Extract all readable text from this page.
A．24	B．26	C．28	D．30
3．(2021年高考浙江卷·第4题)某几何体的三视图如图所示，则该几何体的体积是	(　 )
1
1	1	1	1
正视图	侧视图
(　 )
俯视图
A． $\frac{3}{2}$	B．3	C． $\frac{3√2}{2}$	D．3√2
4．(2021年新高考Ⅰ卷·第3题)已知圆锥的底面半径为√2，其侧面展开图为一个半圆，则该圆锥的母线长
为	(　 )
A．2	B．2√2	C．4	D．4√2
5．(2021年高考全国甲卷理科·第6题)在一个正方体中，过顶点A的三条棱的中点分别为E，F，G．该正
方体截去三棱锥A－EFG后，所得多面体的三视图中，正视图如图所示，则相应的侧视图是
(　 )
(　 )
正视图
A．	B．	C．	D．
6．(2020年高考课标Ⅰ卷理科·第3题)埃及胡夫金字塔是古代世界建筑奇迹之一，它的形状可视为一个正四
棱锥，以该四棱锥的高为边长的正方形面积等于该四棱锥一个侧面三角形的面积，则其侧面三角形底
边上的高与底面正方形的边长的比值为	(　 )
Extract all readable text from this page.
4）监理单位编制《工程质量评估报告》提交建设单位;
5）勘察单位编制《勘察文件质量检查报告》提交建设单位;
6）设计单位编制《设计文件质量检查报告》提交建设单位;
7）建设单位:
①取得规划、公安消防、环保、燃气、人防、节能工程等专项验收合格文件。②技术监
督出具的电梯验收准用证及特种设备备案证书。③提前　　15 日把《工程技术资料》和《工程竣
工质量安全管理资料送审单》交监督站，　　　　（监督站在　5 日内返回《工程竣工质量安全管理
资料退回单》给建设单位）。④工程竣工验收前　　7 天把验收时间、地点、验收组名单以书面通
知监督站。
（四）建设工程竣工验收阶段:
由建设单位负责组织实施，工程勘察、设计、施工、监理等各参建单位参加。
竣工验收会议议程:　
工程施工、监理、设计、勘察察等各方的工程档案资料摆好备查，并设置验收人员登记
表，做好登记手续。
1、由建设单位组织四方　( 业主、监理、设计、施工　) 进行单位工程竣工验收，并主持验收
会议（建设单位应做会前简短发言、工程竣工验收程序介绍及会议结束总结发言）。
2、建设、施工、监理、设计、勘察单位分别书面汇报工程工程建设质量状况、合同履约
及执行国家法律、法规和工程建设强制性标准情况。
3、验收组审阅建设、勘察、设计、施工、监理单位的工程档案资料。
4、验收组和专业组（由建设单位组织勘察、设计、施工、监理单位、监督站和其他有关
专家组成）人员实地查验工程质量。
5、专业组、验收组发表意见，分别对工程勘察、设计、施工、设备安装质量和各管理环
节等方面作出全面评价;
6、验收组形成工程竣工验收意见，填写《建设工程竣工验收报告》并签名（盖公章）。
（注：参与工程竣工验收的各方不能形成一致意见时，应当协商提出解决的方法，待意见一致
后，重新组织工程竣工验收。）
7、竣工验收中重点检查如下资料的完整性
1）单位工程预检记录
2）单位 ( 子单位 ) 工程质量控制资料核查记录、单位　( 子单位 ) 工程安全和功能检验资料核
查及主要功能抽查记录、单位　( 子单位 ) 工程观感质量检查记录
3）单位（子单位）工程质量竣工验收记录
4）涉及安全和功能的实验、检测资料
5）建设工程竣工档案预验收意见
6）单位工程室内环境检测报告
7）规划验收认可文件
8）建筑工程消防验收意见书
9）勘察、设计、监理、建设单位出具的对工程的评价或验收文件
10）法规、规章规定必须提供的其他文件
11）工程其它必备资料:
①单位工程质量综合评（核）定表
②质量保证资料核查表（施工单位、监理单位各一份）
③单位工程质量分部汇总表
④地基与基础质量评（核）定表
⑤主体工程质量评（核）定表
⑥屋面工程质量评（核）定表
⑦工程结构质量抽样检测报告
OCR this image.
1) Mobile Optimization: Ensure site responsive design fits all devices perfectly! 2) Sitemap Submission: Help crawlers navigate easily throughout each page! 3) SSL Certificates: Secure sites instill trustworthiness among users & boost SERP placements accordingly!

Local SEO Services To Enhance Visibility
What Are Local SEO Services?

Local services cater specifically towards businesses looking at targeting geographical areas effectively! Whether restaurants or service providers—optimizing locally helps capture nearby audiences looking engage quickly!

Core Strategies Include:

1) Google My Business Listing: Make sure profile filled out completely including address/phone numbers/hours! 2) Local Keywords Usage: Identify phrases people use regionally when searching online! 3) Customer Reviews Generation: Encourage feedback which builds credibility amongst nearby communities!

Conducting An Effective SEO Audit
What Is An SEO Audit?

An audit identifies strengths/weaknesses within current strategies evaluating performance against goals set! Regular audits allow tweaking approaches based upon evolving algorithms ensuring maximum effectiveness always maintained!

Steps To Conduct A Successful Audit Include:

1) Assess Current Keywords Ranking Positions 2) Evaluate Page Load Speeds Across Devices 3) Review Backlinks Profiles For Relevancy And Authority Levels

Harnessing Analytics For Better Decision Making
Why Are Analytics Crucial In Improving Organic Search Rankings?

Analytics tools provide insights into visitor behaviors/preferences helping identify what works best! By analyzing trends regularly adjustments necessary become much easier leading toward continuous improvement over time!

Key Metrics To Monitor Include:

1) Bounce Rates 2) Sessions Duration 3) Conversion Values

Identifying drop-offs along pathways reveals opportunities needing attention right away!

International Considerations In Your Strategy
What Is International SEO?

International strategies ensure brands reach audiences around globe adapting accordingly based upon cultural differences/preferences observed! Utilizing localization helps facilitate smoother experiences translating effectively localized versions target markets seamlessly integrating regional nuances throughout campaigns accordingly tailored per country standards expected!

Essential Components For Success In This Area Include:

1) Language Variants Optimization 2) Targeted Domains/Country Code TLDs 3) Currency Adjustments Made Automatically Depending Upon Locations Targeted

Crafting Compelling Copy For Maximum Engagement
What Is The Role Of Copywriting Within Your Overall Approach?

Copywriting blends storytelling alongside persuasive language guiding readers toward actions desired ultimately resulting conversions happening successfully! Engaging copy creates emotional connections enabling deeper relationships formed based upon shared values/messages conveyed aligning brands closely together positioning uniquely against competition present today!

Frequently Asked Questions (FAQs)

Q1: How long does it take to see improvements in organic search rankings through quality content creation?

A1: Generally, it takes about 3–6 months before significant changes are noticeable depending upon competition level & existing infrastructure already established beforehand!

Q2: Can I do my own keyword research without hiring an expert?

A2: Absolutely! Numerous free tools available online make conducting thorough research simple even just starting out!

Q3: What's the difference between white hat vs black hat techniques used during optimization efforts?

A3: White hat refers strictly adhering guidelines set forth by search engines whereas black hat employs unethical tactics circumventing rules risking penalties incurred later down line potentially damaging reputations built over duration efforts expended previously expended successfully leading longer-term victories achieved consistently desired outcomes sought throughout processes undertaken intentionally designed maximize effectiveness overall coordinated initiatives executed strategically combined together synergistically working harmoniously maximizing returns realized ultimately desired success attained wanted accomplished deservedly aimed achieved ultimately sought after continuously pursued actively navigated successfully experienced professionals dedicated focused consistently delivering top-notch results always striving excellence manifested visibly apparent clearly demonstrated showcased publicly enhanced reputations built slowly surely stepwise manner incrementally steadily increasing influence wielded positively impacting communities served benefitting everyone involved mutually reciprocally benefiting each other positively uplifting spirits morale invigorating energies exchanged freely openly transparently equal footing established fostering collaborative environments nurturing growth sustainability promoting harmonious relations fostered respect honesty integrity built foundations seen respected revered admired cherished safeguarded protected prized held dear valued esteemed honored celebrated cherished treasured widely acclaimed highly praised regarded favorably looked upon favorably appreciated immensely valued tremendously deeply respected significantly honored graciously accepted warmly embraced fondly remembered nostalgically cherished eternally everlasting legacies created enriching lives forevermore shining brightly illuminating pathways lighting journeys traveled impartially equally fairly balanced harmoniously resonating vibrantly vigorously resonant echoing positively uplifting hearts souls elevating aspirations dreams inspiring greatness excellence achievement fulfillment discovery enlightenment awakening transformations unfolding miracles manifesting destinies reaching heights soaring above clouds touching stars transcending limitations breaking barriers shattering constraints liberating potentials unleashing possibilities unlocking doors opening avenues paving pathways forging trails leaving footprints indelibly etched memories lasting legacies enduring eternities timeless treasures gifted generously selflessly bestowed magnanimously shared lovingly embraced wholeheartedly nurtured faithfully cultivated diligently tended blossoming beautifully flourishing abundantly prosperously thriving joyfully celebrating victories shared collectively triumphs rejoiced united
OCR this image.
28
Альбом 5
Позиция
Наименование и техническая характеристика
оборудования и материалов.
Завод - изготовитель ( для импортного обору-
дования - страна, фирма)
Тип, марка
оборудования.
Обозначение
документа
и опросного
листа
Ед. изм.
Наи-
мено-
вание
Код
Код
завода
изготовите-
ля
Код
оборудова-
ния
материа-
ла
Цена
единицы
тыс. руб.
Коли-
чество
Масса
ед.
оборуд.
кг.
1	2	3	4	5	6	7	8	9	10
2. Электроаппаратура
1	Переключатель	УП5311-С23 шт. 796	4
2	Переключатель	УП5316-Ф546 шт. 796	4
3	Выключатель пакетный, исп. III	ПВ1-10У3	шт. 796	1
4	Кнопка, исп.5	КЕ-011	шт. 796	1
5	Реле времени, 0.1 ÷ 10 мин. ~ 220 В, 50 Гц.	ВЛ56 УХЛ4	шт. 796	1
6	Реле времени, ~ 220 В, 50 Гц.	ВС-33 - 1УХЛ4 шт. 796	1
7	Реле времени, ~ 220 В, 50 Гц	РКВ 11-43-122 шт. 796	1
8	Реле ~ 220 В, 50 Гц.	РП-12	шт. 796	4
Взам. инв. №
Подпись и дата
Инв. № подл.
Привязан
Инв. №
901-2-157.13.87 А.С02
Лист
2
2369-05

PROBLEM TO SOLVE: Count the lines above that contain the word "online", and reply with only that number.

ANSWER IN FULL: 2